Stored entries
-------

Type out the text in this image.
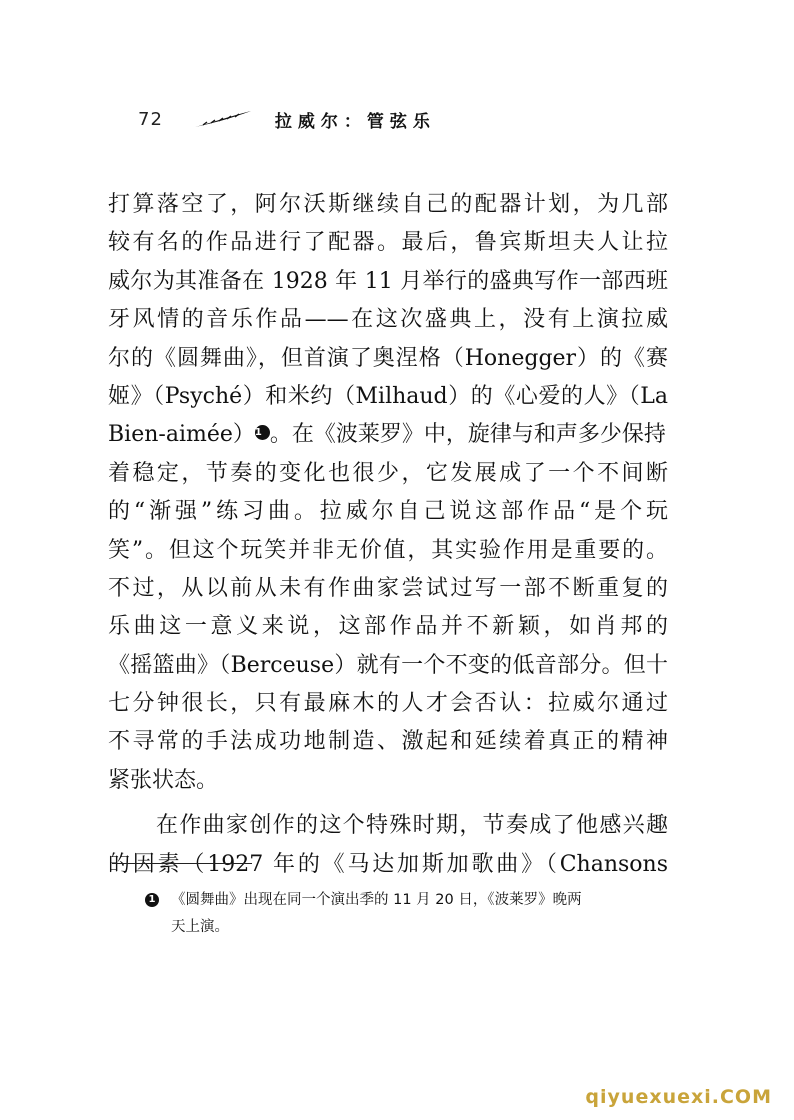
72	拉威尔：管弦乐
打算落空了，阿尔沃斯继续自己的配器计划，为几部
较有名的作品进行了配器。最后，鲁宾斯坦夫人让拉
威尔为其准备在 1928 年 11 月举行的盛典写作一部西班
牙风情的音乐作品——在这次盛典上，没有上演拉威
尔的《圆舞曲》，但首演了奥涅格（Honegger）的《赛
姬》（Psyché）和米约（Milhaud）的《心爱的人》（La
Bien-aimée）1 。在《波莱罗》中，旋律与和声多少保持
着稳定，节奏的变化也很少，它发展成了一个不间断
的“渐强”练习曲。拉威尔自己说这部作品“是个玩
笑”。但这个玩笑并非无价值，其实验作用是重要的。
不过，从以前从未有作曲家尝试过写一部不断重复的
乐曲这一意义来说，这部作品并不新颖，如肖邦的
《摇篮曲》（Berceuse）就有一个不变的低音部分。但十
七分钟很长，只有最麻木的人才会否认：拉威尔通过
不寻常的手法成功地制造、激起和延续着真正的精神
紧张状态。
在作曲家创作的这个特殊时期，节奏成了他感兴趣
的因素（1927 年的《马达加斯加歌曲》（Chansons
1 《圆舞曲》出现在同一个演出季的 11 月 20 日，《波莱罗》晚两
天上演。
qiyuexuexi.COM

-------

THE EXERCISE: Quote the records in their entirety, keeping the wording exact and excluding pictures.

TASK SOLUTION:
Type out the text in this image.
72	拉威尔：管弦乐
打算落空了，阿尔沃斯继续自己的配器计划，为几部
较有名的作品进行了配器。最后，鲁宾斯坦夫人让拉
威尔为其准备在 1928 年 11 月举行的盛典写作一部西班
牙风情的音乐作品——在这次盛典上，没有上演拉威
尔的《圆舞曲》，但首演了奥涅格（Honegger）的《赛
姬》（Psyché）和米约（Milhaud）的《心爱的人》（La
Bien-aimée）1 。在《波莱罗》中，旋律与和声多少保持
着稳定，节奏的变化也很少，它发展成了一个不间断
的“渐强”练习曲。拉威尔自己说这部作品“是个玩
笑”。但这个玩笑并非无价值，其实验作用是重要的。
不过，从以前从未有作曲家尝试过写一部不断重复的
乐曲这一意义来说，这部作品并不新颖，如肖邦的
《摇篮曲》（Berceuse）就有一个不变的低音部分。但十
七分钟很长，只有最麻木的人才会否认：拉威尔通过
不寻常的手法成功地制造、激起和延续着真正的精神
紧张状态。
在作曲家创作的这个特殊时期，节奏成了他感兴趣
的因素（1927 年的《马达加斯加歌曲》（Chansons
1 《圆舞曲》出现在同一个演出季的 11 月 20 日，《波莱罗》晚两
天上演。
qiyuexuexi.COM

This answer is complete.